## SELECTED PASSAGE
Common Shares and APS vote as one class.

           The Board of Trustees of the Fund unanimously recommends that
the shareholders vote FOR approval of the Proposed Advisory
Agreement.  If the proposal does not receive the requisite
shareholder approval, then the Trustees will meet to consider
possible alternatives, which might include resubmission of the
Proposed Advisory Agreement for approval.

                                      CERTAIN INFORMATION REGARDING
                            THE TRUSTEES AND OFFICERS OF THE FUND

           If the Proposal is approved, certain changes will occur in the
composition of the Board of Trustees and officers of the Fund. 
Messrs. James F. Carlin, Thomas H. Green, Walter B. Prince, Edward
M. Murphy and James M. Storey will remain Trustees of the Fund. 
Messrs. Herman B. Leonard and Rudolph F. Pierce and Ms. Susan Wayne
will resign, effective upon the commencement of the Proposed
Advisory Agreement.  Reducing the size of Trustees from eight to
five will have the effect of reducing the Fund's operating
expenses.  None of the five remaining Trustees have any affiliation
with Eaton Vance, although Mr. Murphy will be considered an
"interested person" of the Fund within the meaning of the 1940 Act
as result of his status as an affiliated person of a broker-dealer. 
There is no current intention to further alter the composition of
the Board, and any additions would be subject to shareholder
approval to the extent required by law.

           The current officers of the Fund are Walter B. Prince,
Chairman; James M. Storey, President and Treasurer; and John R.
LeClaire, Secretary.

           If the Proposal is approved, then effective January 1, 1996,
Mr. Prince will continue to serve as Chairman and the other
officers of the Fund, with their ages indicated in parenthesis,
will be as follows:  Thomas J. Fetter, (52), President; Robert B.

## PROVIDED RECORDS
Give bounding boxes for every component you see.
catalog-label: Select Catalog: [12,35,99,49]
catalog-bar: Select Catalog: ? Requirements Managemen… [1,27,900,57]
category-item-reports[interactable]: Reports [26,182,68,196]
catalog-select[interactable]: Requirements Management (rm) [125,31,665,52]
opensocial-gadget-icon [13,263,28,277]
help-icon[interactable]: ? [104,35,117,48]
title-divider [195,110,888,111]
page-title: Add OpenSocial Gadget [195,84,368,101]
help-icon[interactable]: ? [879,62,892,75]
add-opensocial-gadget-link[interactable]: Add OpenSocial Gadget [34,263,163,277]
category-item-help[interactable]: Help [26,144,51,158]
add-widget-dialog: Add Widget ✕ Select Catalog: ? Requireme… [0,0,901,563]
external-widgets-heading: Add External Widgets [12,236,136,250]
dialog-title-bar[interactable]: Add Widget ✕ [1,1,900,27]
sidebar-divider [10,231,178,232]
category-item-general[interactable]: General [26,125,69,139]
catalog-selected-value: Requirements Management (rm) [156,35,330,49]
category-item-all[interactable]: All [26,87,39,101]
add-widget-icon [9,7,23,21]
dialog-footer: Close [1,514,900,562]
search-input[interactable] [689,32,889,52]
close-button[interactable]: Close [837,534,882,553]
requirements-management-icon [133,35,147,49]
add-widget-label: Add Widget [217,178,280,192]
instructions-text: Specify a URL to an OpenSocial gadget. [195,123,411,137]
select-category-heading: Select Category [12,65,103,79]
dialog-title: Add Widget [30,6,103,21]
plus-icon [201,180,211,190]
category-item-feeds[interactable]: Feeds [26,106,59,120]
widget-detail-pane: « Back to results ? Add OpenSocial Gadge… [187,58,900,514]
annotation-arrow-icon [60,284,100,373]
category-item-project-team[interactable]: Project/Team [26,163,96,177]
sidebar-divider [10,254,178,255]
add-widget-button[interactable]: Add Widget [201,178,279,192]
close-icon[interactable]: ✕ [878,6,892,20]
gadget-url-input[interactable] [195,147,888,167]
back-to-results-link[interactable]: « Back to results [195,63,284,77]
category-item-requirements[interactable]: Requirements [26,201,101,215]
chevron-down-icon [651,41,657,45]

## REQUIRED TASKS
#1 In the fund proxy passage, which people will remain Trustees of the Fund if the Proposal is approved?
#2 Could you quote the fund proxy passage word for word, starting at "The current officers" and ending at "President; Robert B."?

## WRITTEN RESPONSES
#1 James F. Carlin, Thomas H. Green, Walter B. Prince, Edward M. Murphy, and James M. Storey

#2
The current officers of the Fund are Walter B. Prince,
Chairman; James M. Storey, President and Treasurer; and John R.
LeClaire, Secretary.

           If the Proposal is approved, then effective January 1, 1996,
Mr. Prince will continue to serve as Chairman and the other
officers of the Fund, with their ages indicated in parenthesis,
will be as follows:  Thomas J. Fetter, (52), President; Robert B.